* _WHAT TO WORK ON_: From the start of the material through the line containing "- svg-text:For Sale: For", swap "screenshot" for "image" and reproduce those lines with nothing else altered. Leave the pictures out of your answer.

* _SUPPLIED RECORDS_:
────────────────
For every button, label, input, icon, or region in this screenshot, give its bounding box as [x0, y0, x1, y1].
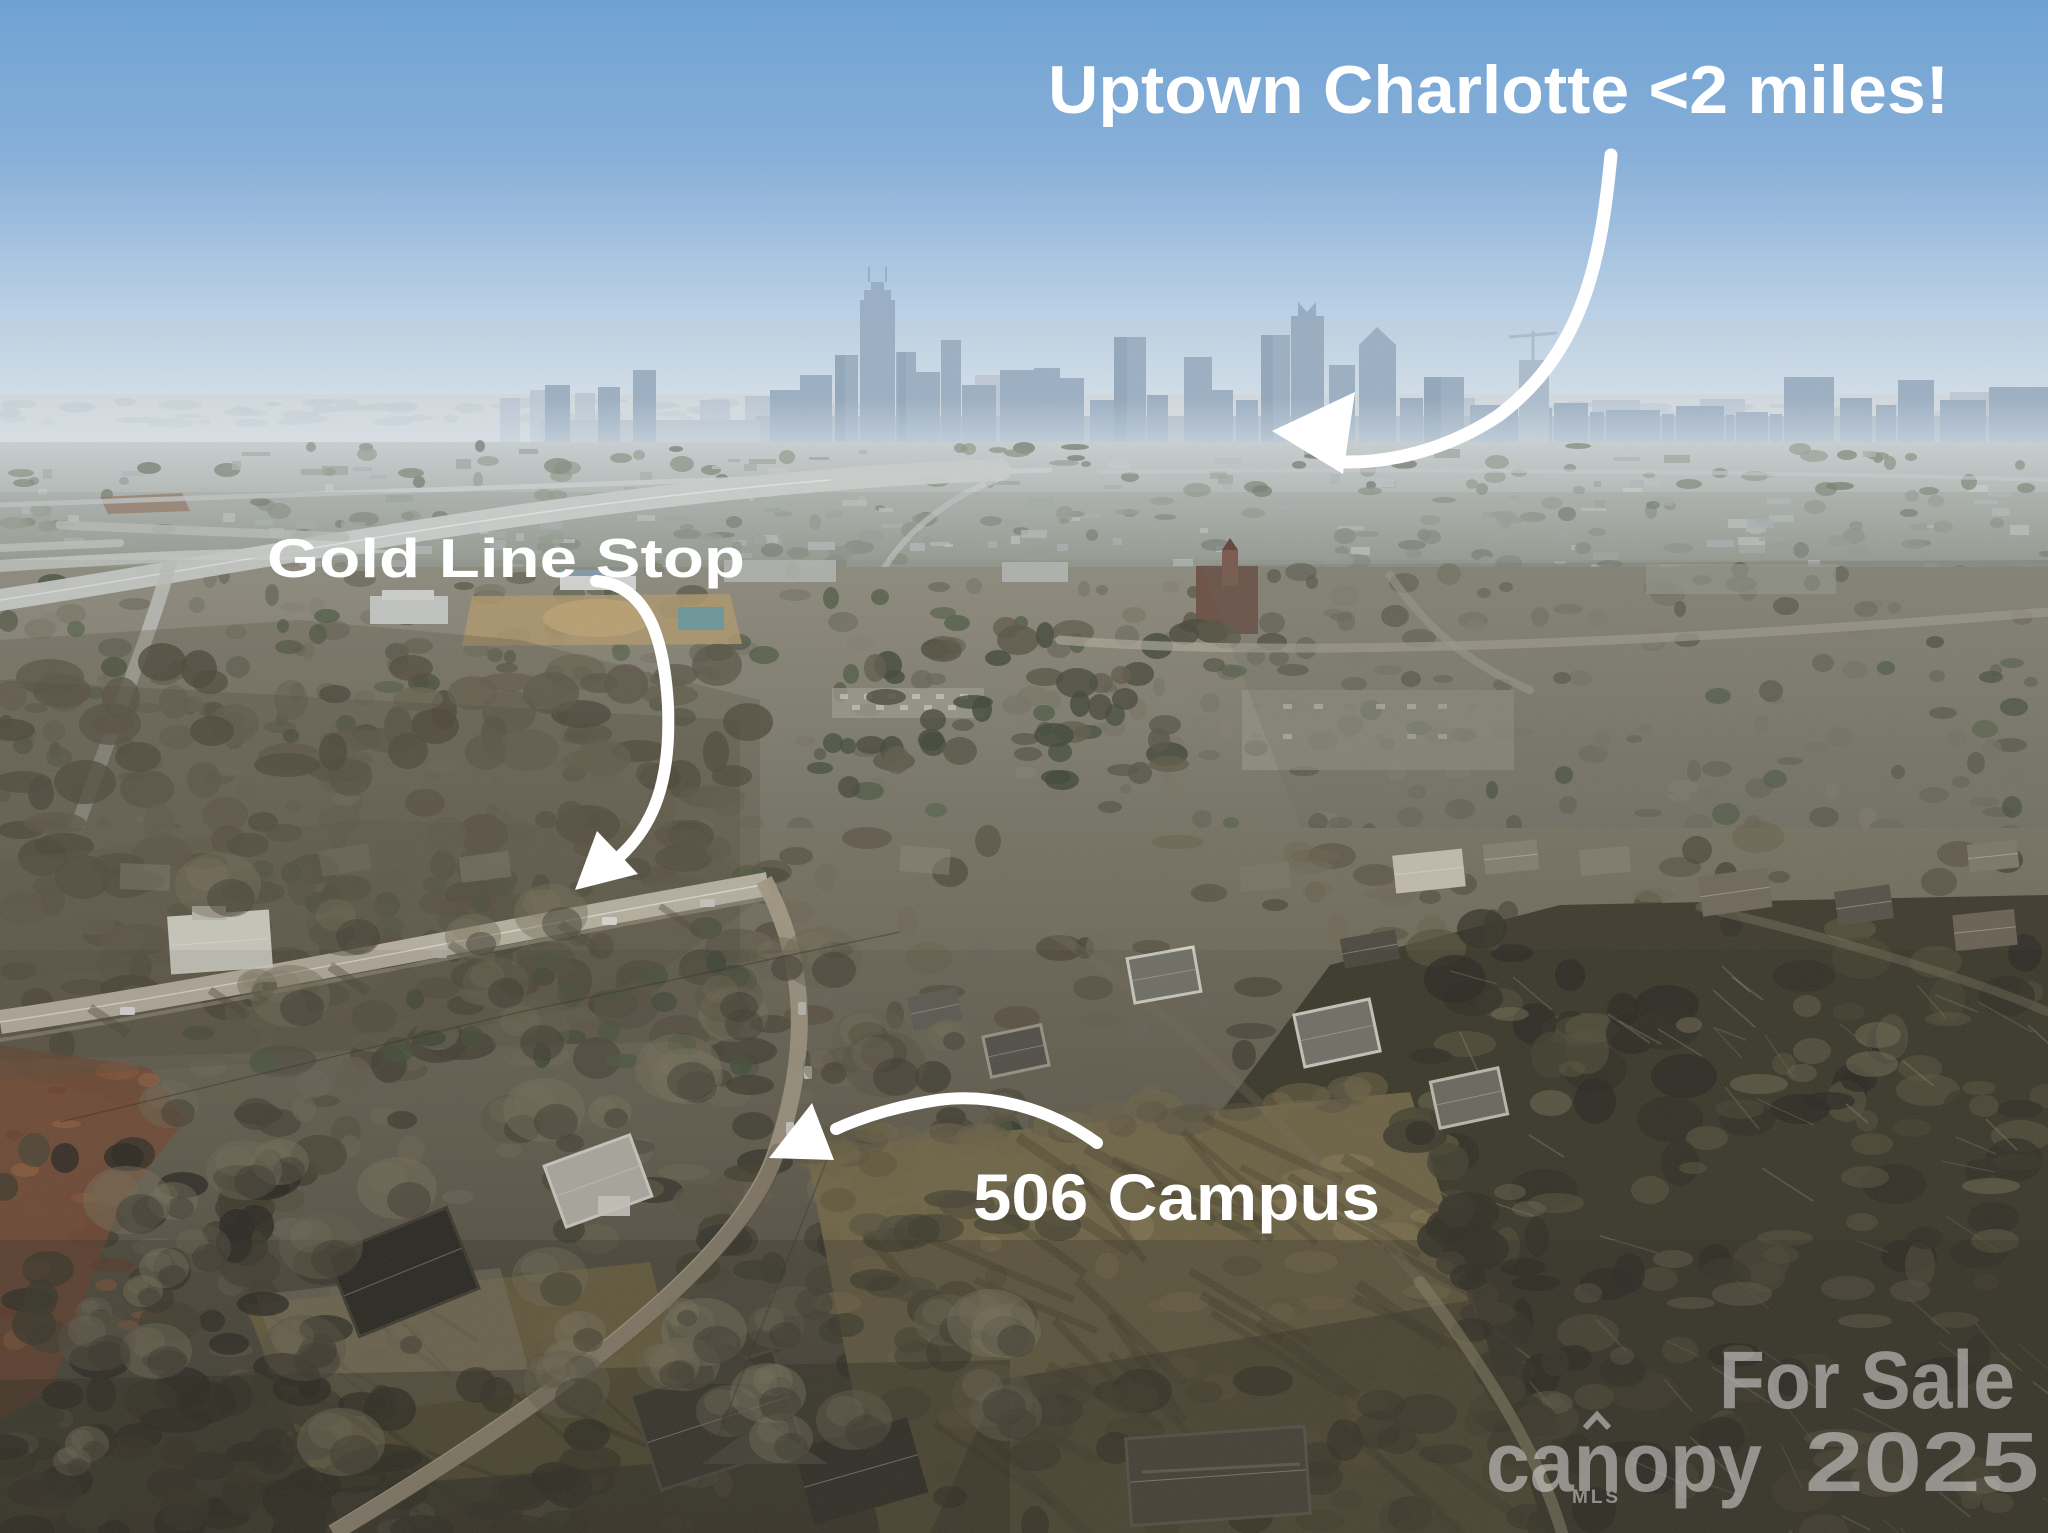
- svg-text:canopy: canopy: [1486, 1415, 1762, 1509]
- svg-text:Gold Line Stop: Gold Line Stop: [267, 527, 745, 589]
- svg-text:506 Campus: 506 Campus: [973, 1160, 1380, 1234]
- svg-text:For Sale: For Sale: [1719, 1335, 2015, 1426]
- svg-text:2025: 2025: [1805, 1415, 2039, 1509]
- svg-text:MLS: MLS: [1572, 1487, 1621, 1508]
- svg-text:Uptown Charlotte <2 miles!: Uptown Charlotte <2 miles!: [1048, 52, 1949, 128]
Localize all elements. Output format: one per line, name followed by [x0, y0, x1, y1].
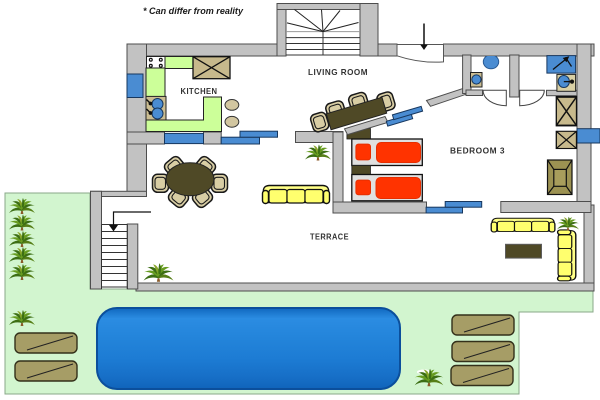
────────────────
* _FINAL RESULT_:
For every button, label, input, icon, or region in this image, give its bounding box as [x0, y0, x1, y1].
- svg-text:canopy: canopy: [1486, 1415, 1762, 1509]
- svg-text:Gold Line Stop: Gold Line Stop: [267, 527, 745, 589]
- svg-text:506 Campus: 506 Campus: [973, 1160, 1380, 1234]
- svg-text:For Sale: For Sale: [1719, 1335, 2015, 1426]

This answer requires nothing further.